===== MATERIAL TO PROCESS

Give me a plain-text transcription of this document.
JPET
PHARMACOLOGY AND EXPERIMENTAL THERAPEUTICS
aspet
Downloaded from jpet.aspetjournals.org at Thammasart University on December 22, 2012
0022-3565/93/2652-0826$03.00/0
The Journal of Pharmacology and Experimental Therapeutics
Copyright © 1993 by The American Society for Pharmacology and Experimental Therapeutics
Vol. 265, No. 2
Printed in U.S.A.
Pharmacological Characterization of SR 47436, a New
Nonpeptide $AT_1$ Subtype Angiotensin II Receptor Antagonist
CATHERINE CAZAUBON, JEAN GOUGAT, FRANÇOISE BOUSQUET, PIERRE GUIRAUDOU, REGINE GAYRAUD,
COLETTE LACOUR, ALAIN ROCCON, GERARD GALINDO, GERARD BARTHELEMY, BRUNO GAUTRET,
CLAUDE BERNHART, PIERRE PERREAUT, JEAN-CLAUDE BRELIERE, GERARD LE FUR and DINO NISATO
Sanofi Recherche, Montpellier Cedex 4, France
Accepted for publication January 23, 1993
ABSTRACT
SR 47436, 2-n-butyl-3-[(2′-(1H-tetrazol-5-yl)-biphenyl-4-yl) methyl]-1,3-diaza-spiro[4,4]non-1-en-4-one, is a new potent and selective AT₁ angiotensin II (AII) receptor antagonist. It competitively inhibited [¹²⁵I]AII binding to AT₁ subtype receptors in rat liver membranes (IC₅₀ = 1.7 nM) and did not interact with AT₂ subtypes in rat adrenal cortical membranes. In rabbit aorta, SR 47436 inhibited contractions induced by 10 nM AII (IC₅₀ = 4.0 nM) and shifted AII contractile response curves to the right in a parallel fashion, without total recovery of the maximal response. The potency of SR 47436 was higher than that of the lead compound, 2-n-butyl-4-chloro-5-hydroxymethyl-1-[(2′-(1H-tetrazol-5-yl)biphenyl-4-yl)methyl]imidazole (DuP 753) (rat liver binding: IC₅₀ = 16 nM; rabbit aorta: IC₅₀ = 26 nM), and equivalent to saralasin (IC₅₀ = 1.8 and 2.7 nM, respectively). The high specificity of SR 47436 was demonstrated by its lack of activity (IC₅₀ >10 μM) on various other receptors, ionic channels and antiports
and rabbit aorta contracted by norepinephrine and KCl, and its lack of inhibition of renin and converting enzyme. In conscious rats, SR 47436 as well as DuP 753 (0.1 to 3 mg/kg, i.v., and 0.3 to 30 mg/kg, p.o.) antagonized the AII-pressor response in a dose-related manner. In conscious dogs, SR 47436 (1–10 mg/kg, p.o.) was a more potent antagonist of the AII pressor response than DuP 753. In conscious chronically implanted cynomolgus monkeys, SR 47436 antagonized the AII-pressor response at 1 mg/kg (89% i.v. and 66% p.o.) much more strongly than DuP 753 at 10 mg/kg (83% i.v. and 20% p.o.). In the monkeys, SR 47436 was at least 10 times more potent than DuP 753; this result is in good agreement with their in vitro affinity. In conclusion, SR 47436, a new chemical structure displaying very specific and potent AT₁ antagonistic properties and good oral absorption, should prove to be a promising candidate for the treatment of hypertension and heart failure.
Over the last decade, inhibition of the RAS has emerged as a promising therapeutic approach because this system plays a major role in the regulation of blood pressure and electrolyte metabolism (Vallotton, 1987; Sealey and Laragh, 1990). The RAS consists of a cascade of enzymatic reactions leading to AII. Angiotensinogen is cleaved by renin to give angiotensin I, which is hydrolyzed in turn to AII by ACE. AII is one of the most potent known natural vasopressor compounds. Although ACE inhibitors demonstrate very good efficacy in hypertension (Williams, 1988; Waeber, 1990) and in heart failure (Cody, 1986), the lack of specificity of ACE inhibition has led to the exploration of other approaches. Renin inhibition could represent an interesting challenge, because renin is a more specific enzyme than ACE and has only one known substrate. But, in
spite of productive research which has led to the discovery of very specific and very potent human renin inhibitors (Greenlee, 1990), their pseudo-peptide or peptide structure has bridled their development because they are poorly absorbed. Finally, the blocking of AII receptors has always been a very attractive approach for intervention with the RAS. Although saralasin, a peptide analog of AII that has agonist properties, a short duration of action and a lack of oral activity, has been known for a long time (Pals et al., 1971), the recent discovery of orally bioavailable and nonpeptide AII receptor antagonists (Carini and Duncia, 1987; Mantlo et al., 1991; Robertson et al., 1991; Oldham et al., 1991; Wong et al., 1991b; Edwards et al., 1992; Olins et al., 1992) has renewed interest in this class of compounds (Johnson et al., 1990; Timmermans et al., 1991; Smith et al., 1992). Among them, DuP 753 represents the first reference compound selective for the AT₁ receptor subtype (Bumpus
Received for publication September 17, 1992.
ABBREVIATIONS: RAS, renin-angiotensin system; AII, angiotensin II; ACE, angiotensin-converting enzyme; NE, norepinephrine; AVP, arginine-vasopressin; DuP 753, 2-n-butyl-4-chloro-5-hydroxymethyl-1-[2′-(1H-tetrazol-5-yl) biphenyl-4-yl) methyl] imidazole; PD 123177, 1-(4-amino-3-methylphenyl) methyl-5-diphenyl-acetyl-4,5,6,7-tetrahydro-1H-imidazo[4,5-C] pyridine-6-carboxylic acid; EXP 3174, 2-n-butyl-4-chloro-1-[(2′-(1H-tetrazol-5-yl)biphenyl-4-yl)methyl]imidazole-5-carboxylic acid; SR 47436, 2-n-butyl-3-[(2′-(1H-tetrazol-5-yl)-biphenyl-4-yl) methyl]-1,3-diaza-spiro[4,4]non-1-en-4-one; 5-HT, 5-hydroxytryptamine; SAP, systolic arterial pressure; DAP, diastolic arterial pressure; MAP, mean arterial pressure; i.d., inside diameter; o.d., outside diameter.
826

==========

WHAT IS NEEDED
Each and every record above needs writing out exactly.

RESULT OF THE TASK
Give me a plain-text transcription of this document.
JPET
PHARMACOLOGY AND EXPERIMENTAL THERAPEUTICS
aspet
Downloaded from jpet.aspetjournals.org at Thammasart University on December 22, 2012
0022-3565/93/2652-0826$03.00/0
The Journal of Pharmacology and Experimental Therapeutics
Copyright © 1993 by The American Society for Pharmacology and Experimental Therapeutics
Vol. 265, No. 2
Printed in U.S.A.
Pharmacological Characterization of SR 47436, a New
Nonpeptide $AT_1$ Subtype Angiotensin II Receptor Antagonist
CATHERINE CAZAUBON, JEAN GOUGAT, FRANÇOISE BOUSQUET, PIERRE GUIRAUDOU, REGINE GAYRAUD,
COLETTE LACOUR, ALAIN ROCCON, GERARD GALINDO, GERARD BARTHELEMY, BRUNO GAUTRET,
CLAUDE BERNHART, PIERRE PERREAUT, JEAN-CLAUDE BRELIERE, GERARD LE FUR and DINO NISATO
Sanofi Recherche, Montpellier Cedex 4, France
Accepted for publication January 23, 1993
ABSTRACT
SR 47436, 2-n-butyl-3-[(2′-(1H-tetrazol-5-yl)-biphenyl-4-yl) methyl]-1,3-diaza-spiro[4,4]non-1-en-4-one, is a new potent and selective AT₁ angiotensin II (AII) receptor antagonist. It competitively inhibited [¹²⁵I]AII binding to AT₁ subtype receptors in rat liver membranes (IC₅₀ = 1.7 nM) and did not interact with AT₂ subtypes in rat adrenal cortical membranes. In rabbit aorta, SR 47436 inhibited contractions induced by 10 nM AII (IC₅₀ = 4.0 nM) and shifted AII contractile response curves to the right in a parallel fashion, without total recovery of the maximal response. The potency of SR 47436 was higher than that of the lead compound, 2-n-butyl-4-chloro-5-hydroxymethyl-1-[(2′-(1H-tetrazol-5-yl)biphenyl-4-yl)methyl]imidazole (DuP 753) (rat liver binding: IC₅₀ = 16 nM; rabbit aorta: IC₅₀ = 26 nM), and equivalent to saralasin (IC₅₀ = 1.8 and 2.7 nM, respectively). The high specificity of SR 47436 was demonstrated by its lack of activity (IC₅₀ >10 μM) on various other receptors, ionic channels and antiports
and rabbit aorta contracted by norepinephrine and KCl, and its lack of inhibition of renin and converting enzyme. In conscious rats, SR 47436 as well as DuP 753 (0.1 to 3 mg/kg, i.v., and 0.3 to 30 mg/kg, p.o.) antagonized the AII-pressor response in a dose-related manner. In conscious dogs, SR 47436 (1–10 mg/kg, p.o.) was a more potent antagonist of the AII pressor response than DuP 753. In conscious chronically implanted cynomolgus monkeys, SR 47436 antagonized the AII-pressor response at 1 mg/kg (89% i.v. and 66% p.o.) much more strongly than DuP 753 at 10 mg/kg (83% i.v. and 20% p.o.). In the monkeys, SR 47436 was at least 10 times more potent than DuP 753; this result is in good agreement with their in vitro affinity. In conclusion, SR 47436, a new chemical structure displaying very specific and potent AT₁ antagonistic properties and good oral absorption, should prove to be a promising candidate for the treatment of hypertension and heart failure.
Over the last decade, inhibition of the RAS has emerged as a promising therapeutic approach because this system plays a major role in the regulation of blood pressure and electrolyte metabolism (Vallotton, 1987; Sealey and Laragh, 1990). The RAS consists of a cascade of enzymatic reactions leading to AII. Angiotensinogen is cleaved by renin to give angiotensin I, which is hydrolyzed in turn to AII by ACE. AII is one of the most potent known natural vasopressor compounds. Although ACE inhibitors demonstrate very good efficacy in hypertension (Williams, 1988; Waeber, 1990) and in heart failure (Cody, 1986), the lack of specificity of ACE inhibition has led to the exploration of other approaches. Renin inhibition could represent an interesting challenge, because renin is a more specific enzyme than ACE and has only one known substrate. But, in
spite of productive research which has led to the discovery of very specific and very potent human renin inhibitors (Greenlee, 1990), their pseudo-peptide or peptide structure has bridled their development because they are poorly absorbed. Finally, the blocking of AII receptors has always been a very attractive approach for intervention with the RAS. Although saralasin, a peptide analog of AII that has agonist properties, a short duration of action and a lack of oral activity, has been known for a long time (Pals et al., 1971), the recent discovery of orally bioavailable and nonpeptide AII receptor antagonists (Carini and Duncia, 1987; Mantlo et al., 1991; Robertson et al., 1991; Oldham et al., 1991; Wong et al., 1991b; Edwards et al., 1992; Olins et al., 1992) has renewed interest in this class of compounds (Johnson et al., 1990; Timmermans et al., 1991; Smith et al., 1992). Among them, DuP 753 represents the first reference compound selective for the AT₁ receptor subtype (Bumpus
Received for publication September 17, 1992.
ABBREVIATIONS: RAS, renin-angiotensin system; AII, angiotensin II; ACE, angiotensin-converting enzyme; NE, norepinephrine; AVP, arginine-vasopressin; DuP 753, 2-n-butyl-4-chloro-5-hydroxymethyl-1-[2′-(1H-tetrazol-5-yl) biphenyl-4-yl) methyl] imidazole; PD 123177, 1-(4-amino-3-methylphenyl) methyl-5-diphenyl-acetyl-4,5,6,7-tetrahydro-1H-imidazo[4,5-C] pyridine-6-carboxylic acid; EXP 3174, 2-n-butyl-4-chloro-1-[(2′-(1H-tetrazol-5-yl)biphenyl-4-yl)methyl]imidazole-5-carboxylic acid; SR 47436, 2-n-butyl-3-[(2′-(1H-tetrazol-5-yl)-biphenyl-4-yl) methyl]-1,3-diaza-spiro[4,4]non-1-en-4-one; 5-HT, 5-hydroxytryptamine; SAP, systolic arterial pressure; DAP, diastolic arterial pressure; MAP, mean arterial pressure; i.d., inside diameter; o.d., outside diameter.
826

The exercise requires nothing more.